Source data:
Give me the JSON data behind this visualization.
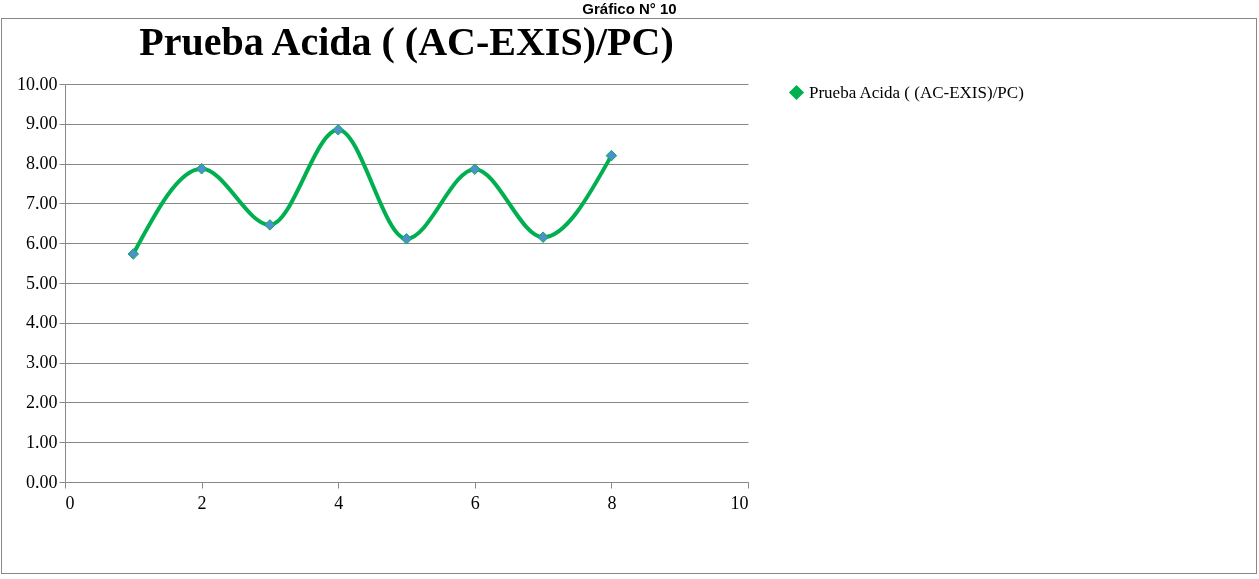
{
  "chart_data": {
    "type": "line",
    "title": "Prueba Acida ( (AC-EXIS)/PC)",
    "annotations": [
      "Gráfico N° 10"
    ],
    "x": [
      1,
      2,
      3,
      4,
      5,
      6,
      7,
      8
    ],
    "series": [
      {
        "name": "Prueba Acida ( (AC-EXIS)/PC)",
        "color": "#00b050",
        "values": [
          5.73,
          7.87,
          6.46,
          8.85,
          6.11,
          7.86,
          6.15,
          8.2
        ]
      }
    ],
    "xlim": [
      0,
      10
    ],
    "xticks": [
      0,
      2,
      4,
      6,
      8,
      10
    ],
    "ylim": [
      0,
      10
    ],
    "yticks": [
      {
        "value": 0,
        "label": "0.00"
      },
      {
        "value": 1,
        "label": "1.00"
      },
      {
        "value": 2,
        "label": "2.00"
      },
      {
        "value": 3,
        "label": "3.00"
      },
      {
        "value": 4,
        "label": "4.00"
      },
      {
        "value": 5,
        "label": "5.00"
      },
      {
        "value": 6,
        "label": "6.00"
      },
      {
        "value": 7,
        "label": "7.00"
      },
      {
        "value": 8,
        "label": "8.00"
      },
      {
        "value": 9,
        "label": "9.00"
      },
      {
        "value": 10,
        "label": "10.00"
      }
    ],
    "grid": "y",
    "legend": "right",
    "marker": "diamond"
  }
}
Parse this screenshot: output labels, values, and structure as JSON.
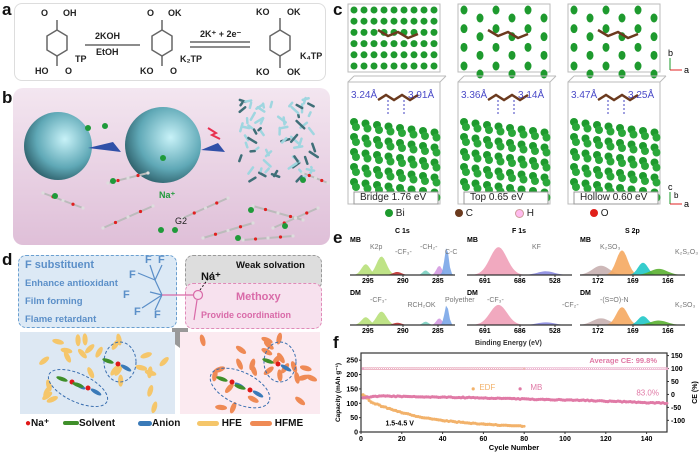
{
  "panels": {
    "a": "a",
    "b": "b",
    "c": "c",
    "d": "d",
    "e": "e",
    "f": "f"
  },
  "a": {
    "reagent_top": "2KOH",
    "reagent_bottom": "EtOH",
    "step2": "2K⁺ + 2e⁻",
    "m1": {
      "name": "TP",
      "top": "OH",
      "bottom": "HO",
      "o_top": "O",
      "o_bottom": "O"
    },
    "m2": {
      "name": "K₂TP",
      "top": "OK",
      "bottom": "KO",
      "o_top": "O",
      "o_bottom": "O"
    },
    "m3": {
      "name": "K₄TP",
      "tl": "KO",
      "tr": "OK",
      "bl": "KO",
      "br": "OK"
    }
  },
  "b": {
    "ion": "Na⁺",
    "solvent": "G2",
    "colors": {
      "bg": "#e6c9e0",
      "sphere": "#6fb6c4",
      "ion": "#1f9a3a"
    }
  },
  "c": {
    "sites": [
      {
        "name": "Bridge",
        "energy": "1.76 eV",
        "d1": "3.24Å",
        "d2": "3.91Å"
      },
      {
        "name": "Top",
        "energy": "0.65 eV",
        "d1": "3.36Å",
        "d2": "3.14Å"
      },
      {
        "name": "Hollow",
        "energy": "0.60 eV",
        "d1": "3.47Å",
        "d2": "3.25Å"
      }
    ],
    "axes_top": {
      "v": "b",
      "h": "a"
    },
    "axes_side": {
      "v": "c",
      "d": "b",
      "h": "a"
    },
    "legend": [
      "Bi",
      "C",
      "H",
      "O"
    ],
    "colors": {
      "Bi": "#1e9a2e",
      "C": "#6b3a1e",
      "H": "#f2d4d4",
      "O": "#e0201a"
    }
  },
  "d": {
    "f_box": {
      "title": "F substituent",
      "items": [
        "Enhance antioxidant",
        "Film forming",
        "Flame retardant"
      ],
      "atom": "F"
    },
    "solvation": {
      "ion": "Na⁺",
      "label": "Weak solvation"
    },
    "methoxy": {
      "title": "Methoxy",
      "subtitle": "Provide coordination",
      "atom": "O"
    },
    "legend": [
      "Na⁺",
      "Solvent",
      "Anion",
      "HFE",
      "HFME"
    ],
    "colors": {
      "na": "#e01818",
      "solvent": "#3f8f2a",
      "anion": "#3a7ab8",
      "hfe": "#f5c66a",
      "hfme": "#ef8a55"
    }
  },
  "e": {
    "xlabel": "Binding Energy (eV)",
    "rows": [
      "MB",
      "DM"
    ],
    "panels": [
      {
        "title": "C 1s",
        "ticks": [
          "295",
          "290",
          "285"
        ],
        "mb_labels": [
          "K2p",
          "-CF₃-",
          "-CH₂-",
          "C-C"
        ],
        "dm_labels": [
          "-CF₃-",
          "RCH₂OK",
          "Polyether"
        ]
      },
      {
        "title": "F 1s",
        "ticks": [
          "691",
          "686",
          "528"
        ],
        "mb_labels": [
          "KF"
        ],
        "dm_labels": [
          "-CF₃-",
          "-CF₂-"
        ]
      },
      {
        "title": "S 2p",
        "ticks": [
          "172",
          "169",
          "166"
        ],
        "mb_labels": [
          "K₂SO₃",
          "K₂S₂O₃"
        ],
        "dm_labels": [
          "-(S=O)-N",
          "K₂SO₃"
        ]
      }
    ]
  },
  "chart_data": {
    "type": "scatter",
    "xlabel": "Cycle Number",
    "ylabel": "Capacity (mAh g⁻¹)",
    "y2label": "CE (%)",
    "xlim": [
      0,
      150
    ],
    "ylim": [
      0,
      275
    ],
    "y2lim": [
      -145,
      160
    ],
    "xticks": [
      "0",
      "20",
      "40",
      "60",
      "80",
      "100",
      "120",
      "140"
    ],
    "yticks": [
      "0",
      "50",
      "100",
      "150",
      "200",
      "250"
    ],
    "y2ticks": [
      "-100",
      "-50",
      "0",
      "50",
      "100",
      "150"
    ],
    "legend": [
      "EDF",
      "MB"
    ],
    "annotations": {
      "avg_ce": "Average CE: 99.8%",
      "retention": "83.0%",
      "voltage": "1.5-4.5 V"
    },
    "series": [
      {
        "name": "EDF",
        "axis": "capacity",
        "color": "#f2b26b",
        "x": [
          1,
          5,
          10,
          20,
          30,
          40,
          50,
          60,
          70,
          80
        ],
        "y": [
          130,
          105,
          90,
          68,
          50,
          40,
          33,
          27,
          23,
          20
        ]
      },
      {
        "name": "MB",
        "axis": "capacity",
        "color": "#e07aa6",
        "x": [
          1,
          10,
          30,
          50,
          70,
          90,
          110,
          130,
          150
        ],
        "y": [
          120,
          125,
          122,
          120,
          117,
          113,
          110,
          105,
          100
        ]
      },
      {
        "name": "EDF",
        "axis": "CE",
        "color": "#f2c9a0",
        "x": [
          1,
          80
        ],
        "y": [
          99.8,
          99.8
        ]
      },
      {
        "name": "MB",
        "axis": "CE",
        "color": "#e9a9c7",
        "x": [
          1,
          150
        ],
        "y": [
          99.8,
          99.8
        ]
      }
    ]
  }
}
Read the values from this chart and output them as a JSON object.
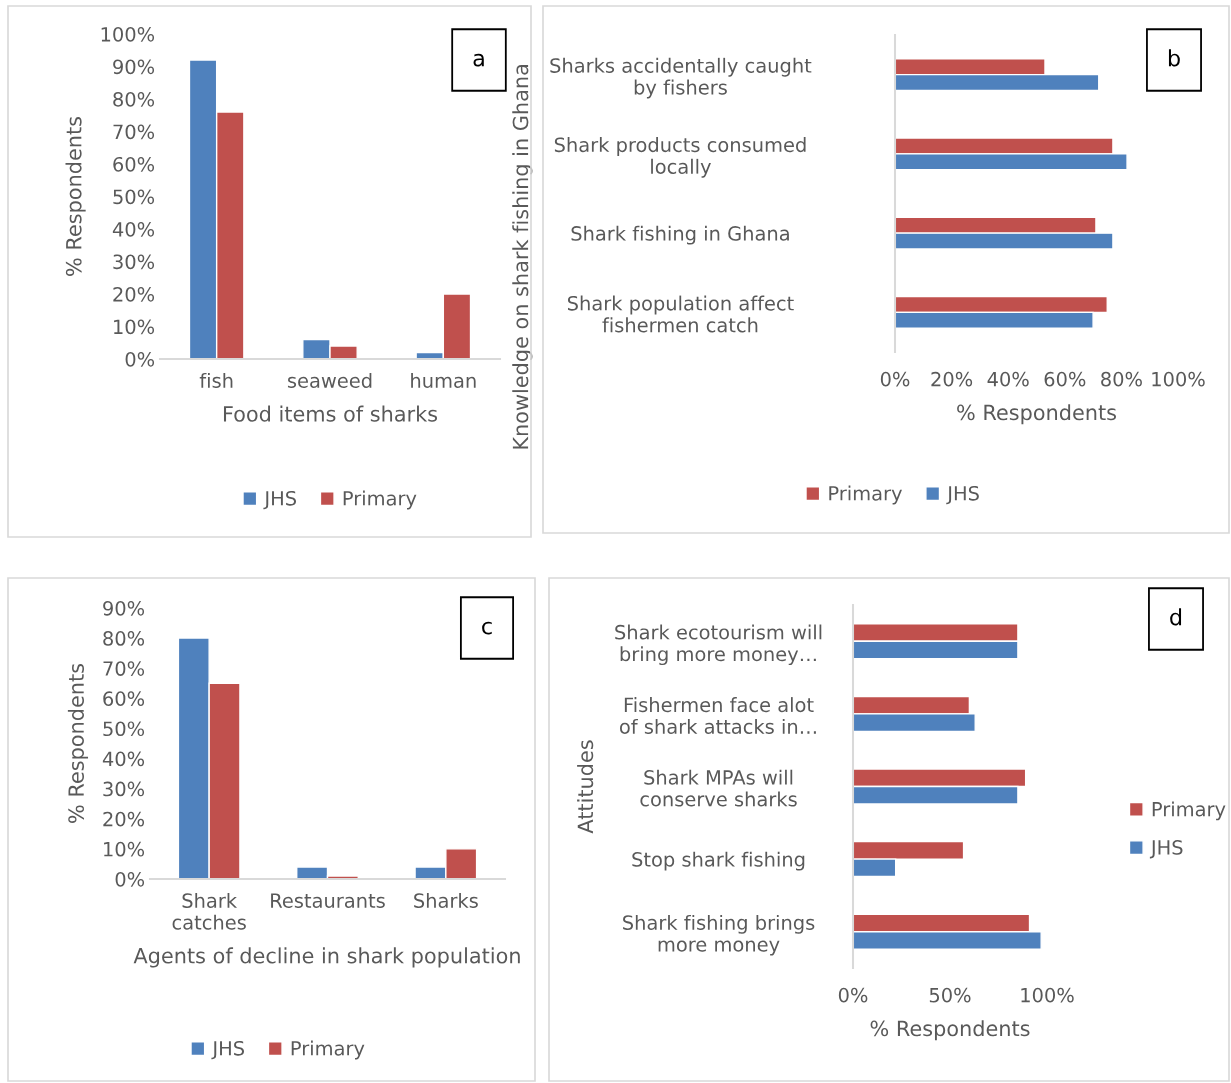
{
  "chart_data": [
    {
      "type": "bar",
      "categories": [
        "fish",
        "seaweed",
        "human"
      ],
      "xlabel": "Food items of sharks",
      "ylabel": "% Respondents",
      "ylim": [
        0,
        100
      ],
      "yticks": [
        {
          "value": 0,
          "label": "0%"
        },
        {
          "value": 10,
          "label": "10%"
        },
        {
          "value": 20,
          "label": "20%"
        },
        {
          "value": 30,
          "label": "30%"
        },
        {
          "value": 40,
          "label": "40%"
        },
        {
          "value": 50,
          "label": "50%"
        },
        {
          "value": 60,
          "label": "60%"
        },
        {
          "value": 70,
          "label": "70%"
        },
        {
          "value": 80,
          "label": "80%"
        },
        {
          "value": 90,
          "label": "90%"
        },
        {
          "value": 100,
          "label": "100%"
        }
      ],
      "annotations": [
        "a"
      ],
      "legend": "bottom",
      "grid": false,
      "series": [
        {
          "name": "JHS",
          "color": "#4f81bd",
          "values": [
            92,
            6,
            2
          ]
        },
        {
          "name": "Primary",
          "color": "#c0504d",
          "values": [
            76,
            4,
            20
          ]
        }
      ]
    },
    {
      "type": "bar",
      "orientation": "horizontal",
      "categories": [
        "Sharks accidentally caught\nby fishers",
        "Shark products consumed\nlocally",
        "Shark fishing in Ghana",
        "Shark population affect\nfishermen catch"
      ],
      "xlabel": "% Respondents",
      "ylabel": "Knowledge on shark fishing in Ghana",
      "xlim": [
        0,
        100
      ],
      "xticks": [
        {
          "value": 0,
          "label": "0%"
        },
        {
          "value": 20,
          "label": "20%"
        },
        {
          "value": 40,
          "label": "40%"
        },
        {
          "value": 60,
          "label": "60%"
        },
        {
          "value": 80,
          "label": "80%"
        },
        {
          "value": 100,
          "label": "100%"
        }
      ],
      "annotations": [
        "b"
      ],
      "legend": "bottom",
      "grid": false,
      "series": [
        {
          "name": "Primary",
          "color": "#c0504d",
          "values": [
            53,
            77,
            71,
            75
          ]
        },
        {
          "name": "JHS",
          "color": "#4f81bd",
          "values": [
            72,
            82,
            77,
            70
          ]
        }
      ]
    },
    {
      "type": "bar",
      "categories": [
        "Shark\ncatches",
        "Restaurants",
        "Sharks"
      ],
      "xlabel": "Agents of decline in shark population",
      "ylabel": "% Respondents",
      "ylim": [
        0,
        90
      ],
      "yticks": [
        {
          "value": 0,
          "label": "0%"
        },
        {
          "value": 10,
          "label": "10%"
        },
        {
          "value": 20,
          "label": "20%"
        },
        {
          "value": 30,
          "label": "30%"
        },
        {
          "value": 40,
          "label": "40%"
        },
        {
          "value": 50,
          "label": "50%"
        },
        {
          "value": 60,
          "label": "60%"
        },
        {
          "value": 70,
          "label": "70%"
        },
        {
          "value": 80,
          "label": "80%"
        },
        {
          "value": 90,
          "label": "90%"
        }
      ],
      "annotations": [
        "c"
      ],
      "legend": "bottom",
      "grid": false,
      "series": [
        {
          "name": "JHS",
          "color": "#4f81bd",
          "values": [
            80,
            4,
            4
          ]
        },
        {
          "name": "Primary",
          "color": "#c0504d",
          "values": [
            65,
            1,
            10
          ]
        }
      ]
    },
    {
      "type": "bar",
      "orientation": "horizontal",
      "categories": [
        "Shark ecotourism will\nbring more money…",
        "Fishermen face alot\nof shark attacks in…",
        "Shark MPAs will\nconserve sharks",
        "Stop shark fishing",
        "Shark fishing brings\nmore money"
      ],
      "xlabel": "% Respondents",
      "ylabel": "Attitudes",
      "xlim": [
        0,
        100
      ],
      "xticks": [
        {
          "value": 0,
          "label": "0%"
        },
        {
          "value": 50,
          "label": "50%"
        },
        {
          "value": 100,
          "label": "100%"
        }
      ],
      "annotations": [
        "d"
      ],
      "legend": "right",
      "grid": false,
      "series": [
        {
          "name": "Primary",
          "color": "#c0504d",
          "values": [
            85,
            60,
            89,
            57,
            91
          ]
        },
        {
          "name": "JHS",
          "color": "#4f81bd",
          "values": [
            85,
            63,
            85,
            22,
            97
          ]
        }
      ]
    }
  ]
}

Your instructions:
Extract each line from the entries above that contains the string "JSON".

Full answer:
Give me the JSON data behind this visualization.
Parse this screenshot: output labels, values, and structure as JSON.
Read the values from this chart and output them as a JSON object.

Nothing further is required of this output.